◆ **INFORMATION GIVEN**:
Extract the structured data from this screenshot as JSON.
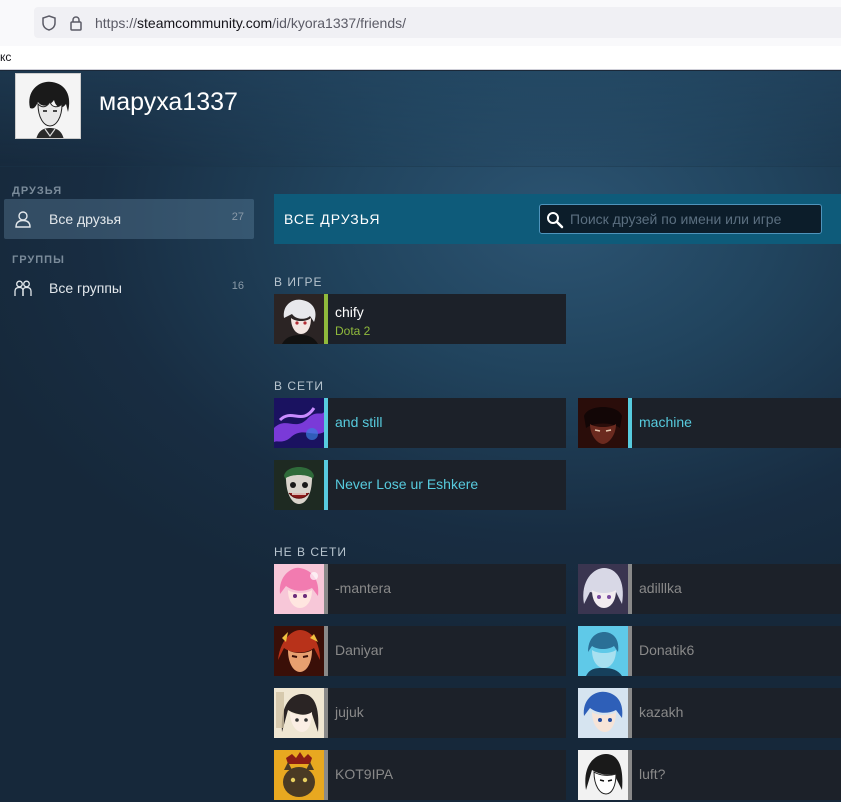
{
  "browser": {
    "url_prefix": "https://",
    "url_host": "steamcommunity.com",
    "url_path": "/id/kyora1337/friends/",
    "bookmark_fragment": "кс"
  },
  "profile": {
    "username": "маруха1337"
  },
  "sidebar": {
    "friends_heading": "ДРУЗЬЯ",
    "groups_heading": "ГРУППЫ",
    "items": [
      {
        "label": "Все друзья",
        "count": "27",
        "icon": "person-icon"
      },
      {
        "label": "Все группы",
        "count": "16",
        "icon": "group-icon"
      }
    ]
  },
  "main": {
    "title": "ВСЕ ДРУЗЬЯ",
    "search_placeholder": "Поиск друзей по имени или игре",
    "sections": {
      "ingame": "В ИГРЕ",
      "online": "В СЕТИ",
      "offline": "НЕ В СЕТИ"
    }
  },
  "friends": {
    "ingame": [
      {
        "name": "chify",
        "game": "Dota 2"
      }
    ],
    "online": [
      {
        "name": "and still"
      },
      {
        "name": "machine"
      },
      {
        "name": "Never Lose ur Eshkere"
      }
    ],
    "offline": [
      {
        "name": "-mantera"
      },
      {
        "name": "adilllka"
      },
      {
        "name": "Daniyar"
      },
      {
        "name": "Donatik6"
      },
      {
        "name": "jujuk"
      },
      {
        "name": "kazakh"
      },
      {
        "name": "KOT9IPA"
      },
      {
        "name": "luft?"
      }
    ]
  },
  "colors": {
    "ingame": "#90ba3c",
    "online": "#57cbde",
    "offline": "#898989",
    "title_bar": "#0e5b7a"
  }
}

◆ **WHAT TO PRODUCE**: Except for the pictures, give all the material above again verbatim.

◆ **ANSWER TO THIS TASK**:
Extract the structured data from this screenshot as JSON.
{
  "browser": {
    "url_prefix": "https://",
    "url_host": "steamcommunity.com",
    "url_path": "/id/kyora1337/friends/",
    "bookmark_fragment": "кс"
  },
  "profile": {
    "username": "маруха1337"
  },
  "sidebar": {
    "friends_heading": "ДРУЗЬЯ",
    "groups_heading": "ГРУППЫ",
    "items": [
      {
        "label": "Все друзья",
        "count": "27",
        "icon": "person-icon"
      },
      {
        "label": "Все группы",
        "count": "16",
        "icon": "group-icon"
      }
    ]
  },
  "main": {
    "title": "ВСЕ ДРУЗЬЯ",
    "search_placeholder": "Поиск друзей по имени или игре",
    "sections": {
      "ingame": "В ИГРЕ",
      "online": "В СЕТИ",
      "offline": "НЕ В СЕТИ"
    }
  },
  "friends": {
    "ingame": [
      {
        "name": "chify",
        "game": "Dota 2"
      }
    ],
    "online": [
      {
        "name": "and still"
      },
      {
        "name": "machine"
      },
      {
        "name": "Never Lose ur Eshkere"
      }
    ],
    "offline": [
      {
        "name": "-mantera"
      },
      {
        "name": "adilllka"
      },
      {
        "name": "Daniyar"
      },
      {
        "name": "Donatik6"
      },
      {
        "name": "jujuk"
      },
      {
        "name": "kazakh"
      },
      {
        "name": "KOT9IPA"
      },
      {
        "name": "luft?"
      }
    ]
  },
  "colors": {
    "ingame": "#90ba3c",
    "online": "#57cbde",
    "offline": "#898989",
    "title_bar": "#0e5b7a"
  }
}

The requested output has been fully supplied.